WHAT YOU NEED TO DO -> Reproduce the records below in their entirety, character for character.

Stored entries:
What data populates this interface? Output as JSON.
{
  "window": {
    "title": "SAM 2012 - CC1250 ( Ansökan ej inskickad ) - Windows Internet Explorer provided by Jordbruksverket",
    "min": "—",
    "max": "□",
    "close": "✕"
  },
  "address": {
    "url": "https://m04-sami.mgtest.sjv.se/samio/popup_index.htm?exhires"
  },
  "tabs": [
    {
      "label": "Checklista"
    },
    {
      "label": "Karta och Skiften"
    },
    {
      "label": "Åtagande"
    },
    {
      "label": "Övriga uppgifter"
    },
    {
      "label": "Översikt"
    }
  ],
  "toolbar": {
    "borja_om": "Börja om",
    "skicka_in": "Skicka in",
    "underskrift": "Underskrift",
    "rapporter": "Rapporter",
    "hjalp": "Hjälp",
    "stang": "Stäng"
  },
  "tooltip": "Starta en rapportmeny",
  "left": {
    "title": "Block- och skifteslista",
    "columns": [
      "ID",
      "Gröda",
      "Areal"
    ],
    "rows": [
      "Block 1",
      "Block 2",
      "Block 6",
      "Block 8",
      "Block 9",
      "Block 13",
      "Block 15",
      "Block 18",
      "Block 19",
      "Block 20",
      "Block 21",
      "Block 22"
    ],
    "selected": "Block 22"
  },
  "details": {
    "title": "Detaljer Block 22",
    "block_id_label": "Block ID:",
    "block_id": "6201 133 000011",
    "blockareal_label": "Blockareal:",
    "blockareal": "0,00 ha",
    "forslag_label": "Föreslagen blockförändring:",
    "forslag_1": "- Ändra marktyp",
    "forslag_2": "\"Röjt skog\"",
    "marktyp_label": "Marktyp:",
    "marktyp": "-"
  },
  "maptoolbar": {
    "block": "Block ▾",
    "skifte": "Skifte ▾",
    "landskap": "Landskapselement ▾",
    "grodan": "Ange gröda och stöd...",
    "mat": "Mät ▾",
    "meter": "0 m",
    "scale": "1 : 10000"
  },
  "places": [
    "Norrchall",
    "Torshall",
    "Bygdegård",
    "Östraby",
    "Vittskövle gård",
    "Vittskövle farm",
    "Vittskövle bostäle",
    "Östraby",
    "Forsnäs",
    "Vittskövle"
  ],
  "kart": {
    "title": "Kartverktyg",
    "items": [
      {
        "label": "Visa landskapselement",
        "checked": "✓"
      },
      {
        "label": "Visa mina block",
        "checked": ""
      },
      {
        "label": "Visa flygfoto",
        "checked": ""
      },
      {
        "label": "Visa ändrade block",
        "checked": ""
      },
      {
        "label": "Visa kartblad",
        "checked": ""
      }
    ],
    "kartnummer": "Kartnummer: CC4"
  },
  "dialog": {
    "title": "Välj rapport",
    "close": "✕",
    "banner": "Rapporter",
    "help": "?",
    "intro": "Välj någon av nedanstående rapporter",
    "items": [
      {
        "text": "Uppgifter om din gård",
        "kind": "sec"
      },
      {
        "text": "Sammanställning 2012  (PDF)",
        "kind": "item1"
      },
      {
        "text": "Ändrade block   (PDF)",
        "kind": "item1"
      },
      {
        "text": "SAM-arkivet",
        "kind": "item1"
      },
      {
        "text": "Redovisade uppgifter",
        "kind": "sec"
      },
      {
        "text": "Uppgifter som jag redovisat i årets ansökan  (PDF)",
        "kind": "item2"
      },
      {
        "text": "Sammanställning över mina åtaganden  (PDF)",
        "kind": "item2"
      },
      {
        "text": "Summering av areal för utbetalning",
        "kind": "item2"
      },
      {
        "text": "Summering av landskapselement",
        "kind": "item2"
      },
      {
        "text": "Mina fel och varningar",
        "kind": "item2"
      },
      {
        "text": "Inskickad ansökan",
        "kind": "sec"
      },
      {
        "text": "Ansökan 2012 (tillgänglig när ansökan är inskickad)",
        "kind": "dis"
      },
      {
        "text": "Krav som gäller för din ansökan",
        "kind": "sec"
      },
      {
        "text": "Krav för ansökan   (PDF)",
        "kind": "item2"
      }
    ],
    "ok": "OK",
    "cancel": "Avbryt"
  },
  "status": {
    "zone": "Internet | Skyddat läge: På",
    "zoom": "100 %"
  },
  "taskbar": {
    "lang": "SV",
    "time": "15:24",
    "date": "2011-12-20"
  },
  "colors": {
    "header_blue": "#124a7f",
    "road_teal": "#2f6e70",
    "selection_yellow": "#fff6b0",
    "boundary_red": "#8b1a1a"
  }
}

EXERCISE SOLUTION ->
What data populates this interface? Output as JSON.
{
  "window": {
    "title": "SAM 2012 - CC1250 ( Ansökan ej inskickad ) - Windows Internet Explorer provided by Jordbruksverket",
    "min": "—",
    "max": "□",
    "close": "✕"
  },
  "address": {
    "url": "https://m04-sami.mgtest.sjv.se/samio/popup_index.htm?exhires"
  },
  "tabs": [
    {
      "label": "Checklista"
    },
    {
      "label": "Karta och Skiften"
    },
    {
      "label": "Åtagande"
    },
    {
      "label": "Övriga uppgifter"
    },
    {
      "label": "Översikt"
    }
  ],
  "toolbar": {
    "borja_om": "Börja om",
    "skicka_in": "Skicka in",
    "underskrift": "Underskrift",
    "rapporter": "Rapporter",
    "hjalp": "Hjälp",
    "stang": "Stäng"
  },
  "tooltip": "Starta en rapportmeny",
  "left": {
    "title": "Block- och skifteslista",
    "columns": [
      "ID",
      "Gröda",
      "Areal"
    ],
    "rows": [
      "Block 1",
      "Block 2",
      "Block 6",
      "Block 8",
      "Block 9",
      "Block 13",
      "Block 15",
      "Block 18",
      "Block 19",
      "Block 20",
      "Block 21",
      "Block 22"
    ],
    "selected": "Block 22"
  },
  "details": {
    "title": "Detaljer Block 22",
    "block_id_label": "Block ID:",
    "block_id": "6201 133 000011",
    "blockareal_label": "Blockareal:",
    "blockareal": "0,00 ha",
    "forslag_label": "Föreslagen blockförändring:",
    "forslag_1": "- Ändra marktyp",
    "forslag_2": "\"Röjt skog\"",
    "marktyp_label": "Marktyp:",
    "marktyp": "-"
  },
  "maptoolbar": {
    "block": "Block ▾",
    "skifte": "Skifte ▾",
    "landskap": "Landskapselement ▾",
    "grodan": "Ange gröda och stöd...",
    "mat": "Mät ▾",
    "meter": "0 m",
    "scale": "1 : 10000"
  },
  "places": [
    "Norrchall",
    "Torshall",
    "Bygdegård",
    "Östraby",
    "Vittskövle gård",
    "Vittskövle farm",
    "Vittskövle bostäle",
    "Östraby",
    "Forsnäs",
    "Vittskövle"
  ],
  "kart": {
    "title": "Kartverktyg",
    "items": [
      {
        "label": "Visa landskapselement",
        "checked": "✓"
      },
      {
        "label": "Visa mina block",
        "checked": ""
      },
      {
        "label": "Visa flygfoto",
        "checked": ""
      },
      {
        "label": "Visa ändrade block",
        "checked": ""
      },
      {
        "label": "Visa kartblad",
        "checked": ""
      }
    ],
    "kartnummer": "Kartnummer: CC4"
  },
  "dialog": {
    "title": "Välj rapport",
    "close": "✕",
    "banner": "Rapporter",
    "help": "?",
    "intro": "Välj någon av nedanstående rapporter",
    "items": [
      {
        "text": "Uppgifter om din gård",
        "kind": "sec"
      },
      {
        "text": "Sammanställning 2012  (PDF)",
        "kind": "item1"
      },
      {
        "text": "Ändrade block   (PDF)",
        "kind": "item1"
      },
      {
        "text": "SAM-arkivet",
        "kind": "item1"
      },
      {
        "text": "Redovisade uppgifter",
        "kind": "sec"
      },
      {
        "text": "Uppgifter som jag redovisat i årets ansökan  (PDF)",
        "kind": "item2"
      },
      {
        "text": "Sammanställning över mina åtaganden  (PDF)",
        "kind": "item2"
      },
      {
        "text": "Summering av areal för utbetalning",
        "kind": "item2"
      },
      {
        "text": "Summering av landskapselement",
        "kind": "item2"
      },
      {
        "text": "Mina fel och varningar",
        "kind": "item2"
      },
      {
        "text": "Inskickad ansökan",
        "kind": "sec"
      },
      {
        "text": "Ansökan 2012 (tillgänglig när ansökan är inskickad)",
        "kind": "dis"
      },
      {
        "text": "Krav som gäller för din ansökan",
        "kind": "sec"
      },
      {
        "text": "Krav för ansökan   (PDF)",
        "kind": "item2"
      }
    ],
    "ok": "OK",
    "cancel": "Avbryt"
  },
  "status": {
    "zone": "Internet | Skyddat läge: På",
    "zoom": "100 %"
  },
  "taskbar": {
    "lang": "SV",
    "time": "15:24",
    "date": "2011-12-20"
  },
  "colors": {
    "header_blue": "#124a7f",
    "road_teal": "#2f6e70",
    "selection_yellow": "#fff6b0",
    "boundary_red": "#8b1a1a"
  }
}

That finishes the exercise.